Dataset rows
[start]

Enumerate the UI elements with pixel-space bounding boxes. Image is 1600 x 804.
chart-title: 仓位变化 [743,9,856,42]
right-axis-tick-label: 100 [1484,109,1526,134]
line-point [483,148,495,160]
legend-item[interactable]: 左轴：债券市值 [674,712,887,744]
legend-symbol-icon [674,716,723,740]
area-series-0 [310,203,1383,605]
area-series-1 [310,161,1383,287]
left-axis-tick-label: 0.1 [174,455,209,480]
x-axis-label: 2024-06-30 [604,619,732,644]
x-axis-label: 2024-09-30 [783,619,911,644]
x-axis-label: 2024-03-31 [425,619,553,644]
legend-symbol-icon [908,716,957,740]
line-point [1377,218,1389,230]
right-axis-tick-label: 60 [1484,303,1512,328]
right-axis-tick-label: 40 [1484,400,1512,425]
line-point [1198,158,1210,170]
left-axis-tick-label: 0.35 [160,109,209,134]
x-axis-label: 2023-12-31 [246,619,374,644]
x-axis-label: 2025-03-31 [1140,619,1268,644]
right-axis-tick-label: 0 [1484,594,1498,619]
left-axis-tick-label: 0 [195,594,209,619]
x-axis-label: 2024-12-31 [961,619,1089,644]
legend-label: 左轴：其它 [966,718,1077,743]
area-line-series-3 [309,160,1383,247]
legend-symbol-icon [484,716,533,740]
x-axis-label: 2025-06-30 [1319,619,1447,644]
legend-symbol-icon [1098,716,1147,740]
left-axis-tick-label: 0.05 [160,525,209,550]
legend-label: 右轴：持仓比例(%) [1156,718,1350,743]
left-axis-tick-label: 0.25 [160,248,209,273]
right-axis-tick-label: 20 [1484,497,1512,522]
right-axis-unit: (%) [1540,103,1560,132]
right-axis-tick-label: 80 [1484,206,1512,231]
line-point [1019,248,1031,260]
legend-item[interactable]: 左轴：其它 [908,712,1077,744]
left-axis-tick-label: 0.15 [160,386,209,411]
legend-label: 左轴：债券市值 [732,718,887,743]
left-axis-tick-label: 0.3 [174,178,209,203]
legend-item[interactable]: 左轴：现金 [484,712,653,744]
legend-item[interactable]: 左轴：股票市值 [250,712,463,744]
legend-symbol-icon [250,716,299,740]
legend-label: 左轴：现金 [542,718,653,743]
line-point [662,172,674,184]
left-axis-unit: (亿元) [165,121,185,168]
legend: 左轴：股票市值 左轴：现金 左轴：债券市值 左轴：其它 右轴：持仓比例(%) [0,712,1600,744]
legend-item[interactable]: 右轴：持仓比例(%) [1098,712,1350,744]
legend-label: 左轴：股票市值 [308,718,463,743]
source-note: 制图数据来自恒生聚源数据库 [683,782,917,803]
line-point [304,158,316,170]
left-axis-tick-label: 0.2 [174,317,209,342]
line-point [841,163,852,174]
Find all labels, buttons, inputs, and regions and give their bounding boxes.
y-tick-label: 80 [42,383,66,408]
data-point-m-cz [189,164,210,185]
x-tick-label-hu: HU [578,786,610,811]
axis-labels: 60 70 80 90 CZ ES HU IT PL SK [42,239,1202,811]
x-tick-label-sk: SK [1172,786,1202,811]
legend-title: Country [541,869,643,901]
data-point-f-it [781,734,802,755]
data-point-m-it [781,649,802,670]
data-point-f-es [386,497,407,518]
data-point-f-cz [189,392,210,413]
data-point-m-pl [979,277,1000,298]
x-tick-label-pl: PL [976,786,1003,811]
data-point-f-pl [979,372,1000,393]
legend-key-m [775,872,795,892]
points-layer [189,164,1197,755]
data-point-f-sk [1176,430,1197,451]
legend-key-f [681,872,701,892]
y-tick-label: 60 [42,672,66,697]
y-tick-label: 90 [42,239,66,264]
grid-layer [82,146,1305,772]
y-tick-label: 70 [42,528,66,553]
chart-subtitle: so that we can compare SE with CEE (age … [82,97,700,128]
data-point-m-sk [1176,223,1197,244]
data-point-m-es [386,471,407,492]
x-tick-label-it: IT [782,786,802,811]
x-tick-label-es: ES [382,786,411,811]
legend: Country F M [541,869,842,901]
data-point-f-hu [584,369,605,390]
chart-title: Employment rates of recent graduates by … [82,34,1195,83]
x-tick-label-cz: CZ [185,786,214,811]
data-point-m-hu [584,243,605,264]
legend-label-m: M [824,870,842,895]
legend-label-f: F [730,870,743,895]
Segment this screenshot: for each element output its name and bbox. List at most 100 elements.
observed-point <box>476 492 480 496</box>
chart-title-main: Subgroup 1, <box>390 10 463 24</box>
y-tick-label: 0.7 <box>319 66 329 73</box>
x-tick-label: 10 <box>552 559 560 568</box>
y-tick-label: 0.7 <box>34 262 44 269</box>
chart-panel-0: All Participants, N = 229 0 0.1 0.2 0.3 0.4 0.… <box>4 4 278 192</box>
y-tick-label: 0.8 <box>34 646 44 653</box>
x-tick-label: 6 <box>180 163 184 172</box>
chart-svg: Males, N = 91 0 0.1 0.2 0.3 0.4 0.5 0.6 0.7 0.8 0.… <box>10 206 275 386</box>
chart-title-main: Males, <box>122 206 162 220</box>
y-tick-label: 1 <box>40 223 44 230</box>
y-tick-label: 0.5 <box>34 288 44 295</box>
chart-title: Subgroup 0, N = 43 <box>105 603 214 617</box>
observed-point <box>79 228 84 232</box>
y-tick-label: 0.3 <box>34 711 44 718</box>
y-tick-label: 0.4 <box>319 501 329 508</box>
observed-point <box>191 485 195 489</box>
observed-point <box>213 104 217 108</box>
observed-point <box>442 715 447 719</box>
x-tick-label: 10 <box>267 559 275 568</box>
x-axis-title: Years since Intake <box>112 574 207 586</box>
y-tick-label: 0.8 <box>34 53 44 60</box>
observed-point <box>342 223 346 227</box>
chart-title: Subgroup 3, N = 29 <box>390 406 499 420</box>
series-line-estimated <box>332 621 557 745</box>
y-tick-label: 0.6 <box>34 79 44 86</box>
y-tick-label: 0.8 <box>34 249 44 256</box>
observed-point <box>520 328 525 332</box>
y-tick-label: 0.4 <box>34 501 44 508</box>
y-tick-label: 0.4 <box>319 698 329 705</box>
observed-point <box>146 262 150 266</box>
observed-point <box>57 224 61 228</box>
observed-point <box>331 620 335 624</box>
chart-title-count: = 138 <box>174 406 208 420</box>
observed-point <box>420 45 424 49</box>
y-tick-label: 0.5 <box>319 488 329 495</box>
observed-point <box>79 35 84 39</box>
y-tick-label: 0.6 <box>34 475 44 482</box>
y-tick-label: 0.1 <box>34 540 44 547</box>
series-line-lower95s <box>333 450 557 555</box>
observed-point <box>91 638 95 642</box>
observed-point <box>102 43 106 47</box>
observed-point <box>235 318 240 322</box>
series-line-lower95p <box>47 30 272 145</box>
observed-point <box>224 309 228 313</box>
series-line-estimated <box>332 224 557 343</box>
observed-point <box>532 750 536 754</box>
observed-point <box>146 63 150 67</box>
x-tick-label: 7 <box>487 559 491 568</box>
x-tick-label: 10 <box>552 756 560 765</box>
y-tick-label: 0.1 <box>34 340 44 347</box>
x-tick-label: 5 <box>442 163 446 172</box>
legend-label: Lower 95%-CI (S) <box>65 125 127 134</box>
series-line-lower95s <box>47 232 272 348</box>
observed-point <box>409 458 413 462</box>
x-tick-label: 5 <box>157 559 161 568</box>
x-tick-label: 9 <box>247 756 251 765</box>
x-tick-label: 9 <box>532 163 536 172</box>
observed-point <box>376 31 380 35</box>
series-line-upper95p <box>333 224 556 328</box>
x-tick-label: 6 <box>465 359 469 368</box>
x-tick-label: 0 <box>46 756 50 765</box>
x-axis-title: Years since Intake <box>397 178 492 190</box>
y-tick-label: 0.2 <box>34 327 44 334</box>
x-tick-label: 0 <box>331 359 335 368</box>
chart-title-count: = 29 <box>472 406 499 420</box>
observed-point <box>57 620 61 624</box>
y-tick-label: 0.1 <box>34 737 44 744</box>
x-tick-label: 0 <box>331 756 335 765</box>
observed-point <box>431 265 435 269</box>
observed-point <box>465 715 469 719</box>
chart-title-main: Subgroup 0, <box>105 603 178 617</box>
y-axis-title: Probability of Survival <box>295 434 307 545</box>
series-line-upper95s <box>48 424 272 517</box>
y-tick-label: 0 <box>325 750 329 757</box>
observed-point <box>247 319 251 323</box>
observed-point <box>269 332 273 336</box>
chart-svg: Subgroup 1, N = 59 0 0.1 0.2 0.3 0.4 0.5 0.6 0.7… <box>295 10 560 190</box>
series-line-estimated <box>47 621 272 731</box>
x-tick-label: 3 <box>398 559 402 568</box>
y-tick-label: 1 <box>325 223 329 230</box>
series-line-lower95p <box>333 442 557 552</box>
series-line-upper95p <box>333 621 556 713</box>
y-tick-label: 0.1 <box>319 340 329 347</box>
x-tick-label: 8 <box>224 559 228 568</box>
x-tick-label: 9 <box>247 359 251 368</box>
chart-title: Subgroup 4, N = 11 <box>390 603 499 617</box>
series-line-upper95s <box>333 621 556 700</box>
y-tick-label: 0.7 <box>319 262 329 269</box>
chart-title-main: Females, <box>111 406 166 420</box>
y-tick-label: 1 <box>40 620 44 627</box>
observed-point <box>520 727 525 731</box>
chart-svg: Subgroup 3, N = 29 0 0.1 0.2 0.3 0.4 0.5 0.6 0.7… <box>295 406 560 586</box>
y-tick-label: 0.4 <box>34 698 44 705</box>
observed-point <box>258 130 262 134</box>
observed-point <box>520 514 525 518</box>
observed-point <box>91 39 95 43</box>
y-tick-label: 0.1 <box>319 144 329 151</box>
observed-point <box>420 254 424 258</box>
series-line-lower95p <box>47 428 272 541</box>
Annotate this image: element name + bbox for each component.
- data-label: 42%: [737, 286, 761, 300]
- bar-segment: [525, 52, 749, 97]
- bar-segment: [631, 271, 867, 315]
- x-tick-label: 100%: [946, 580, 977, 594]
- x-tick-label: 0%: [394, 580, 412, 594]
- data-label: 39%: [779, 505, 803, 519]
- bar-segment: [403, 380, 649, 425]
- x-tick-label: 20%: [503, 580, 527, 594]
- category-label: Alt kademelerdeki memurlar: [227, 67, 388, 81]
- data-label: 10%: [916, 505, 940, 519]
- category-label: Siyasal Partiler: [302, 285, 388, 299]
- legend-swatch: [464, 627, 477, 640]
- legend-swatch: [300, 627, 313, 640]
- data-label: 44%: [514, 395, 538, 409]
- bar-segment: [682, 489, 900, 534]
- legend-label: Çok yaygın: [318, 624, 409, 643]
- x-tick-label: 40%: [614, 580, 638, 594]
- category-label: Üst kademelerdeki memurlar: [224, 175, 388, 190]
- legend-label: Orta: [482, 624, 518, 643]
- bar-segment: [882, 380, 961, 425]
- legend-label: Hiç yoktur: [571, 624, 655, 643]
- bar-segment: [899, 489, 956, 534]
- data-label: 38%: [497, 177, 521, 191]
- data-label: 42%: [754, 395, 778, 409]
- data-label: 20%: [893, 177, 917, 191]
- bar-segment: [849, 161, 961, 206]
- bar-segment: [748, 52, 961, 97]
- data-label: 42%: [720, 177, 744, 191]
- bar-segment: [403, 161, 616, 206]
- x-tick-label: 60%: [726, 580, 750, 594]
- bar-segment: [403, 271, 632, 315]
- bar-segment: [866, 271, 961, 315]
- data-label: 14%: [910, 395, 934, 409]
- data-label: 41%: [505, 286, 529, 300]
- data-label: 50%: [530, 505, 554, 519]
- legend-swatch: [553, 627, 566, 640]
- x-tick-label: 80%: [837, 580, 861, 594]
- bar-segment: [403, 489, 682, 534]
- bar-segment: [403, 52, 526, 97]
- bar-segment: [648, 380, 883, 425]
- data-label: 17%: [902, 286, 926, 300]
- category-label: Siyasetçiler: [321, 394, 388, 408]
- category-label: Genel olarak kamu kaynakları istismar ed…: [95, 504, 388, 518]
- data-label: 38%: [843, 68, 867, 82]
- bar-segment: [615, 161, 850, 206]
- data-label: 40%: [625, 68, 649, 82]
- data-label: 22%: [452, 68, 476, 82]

[end]

- Task instructions -
Copy the data above word for word, from its first line up to and including the line with "left-axis-tick-label: 0 [195,594,209,619]".

- Written response -
Enumerate the UI elements with pixel-space bounding boxes. Image is 1600 x 804.
chart-title: 仓位变化 [743,9,856,42]
right-axis-tick-label: 100 [1484,109,1526,134]
line-point [483,148,495,160]
legend-item[interactable]: 左轴：债券市值 [674,712,887,744]
legend-symbol-icon [674,716,723,740]
area-series-0 [310,203,1383,605]
area-series-1 [310,161,1383,287]
left-axis-tick-label: 0.1 [174,455,209,480]
x-axis-label: 2024-06-30 [604,619,732,644]
x-axis-label: 2024-09-30 [783,619,911,644]
x-axis-label: 2024-03-31 [425,619,553,644]
legend-symbol-icon [908,716,957,740]
line-point [1377,218,1389,230]
right-axis-tick-label: 60 [1484,303,1512,328]
right-axis-tick-label: 40 [1484,400,1512,425]
line-point [1198,158,1210,170]
left-axis-tick-label: 0.35 [160,109,209,134]
x-axis-label: 2023-12-31 [246,619,374,644]
x-axis-label: 2025-03-31 [1140,619,1268,644]
right-axis-tick-label: 0 [1484,594,1498,619]
left-axis-tick-label: 0 [195,594,209,619]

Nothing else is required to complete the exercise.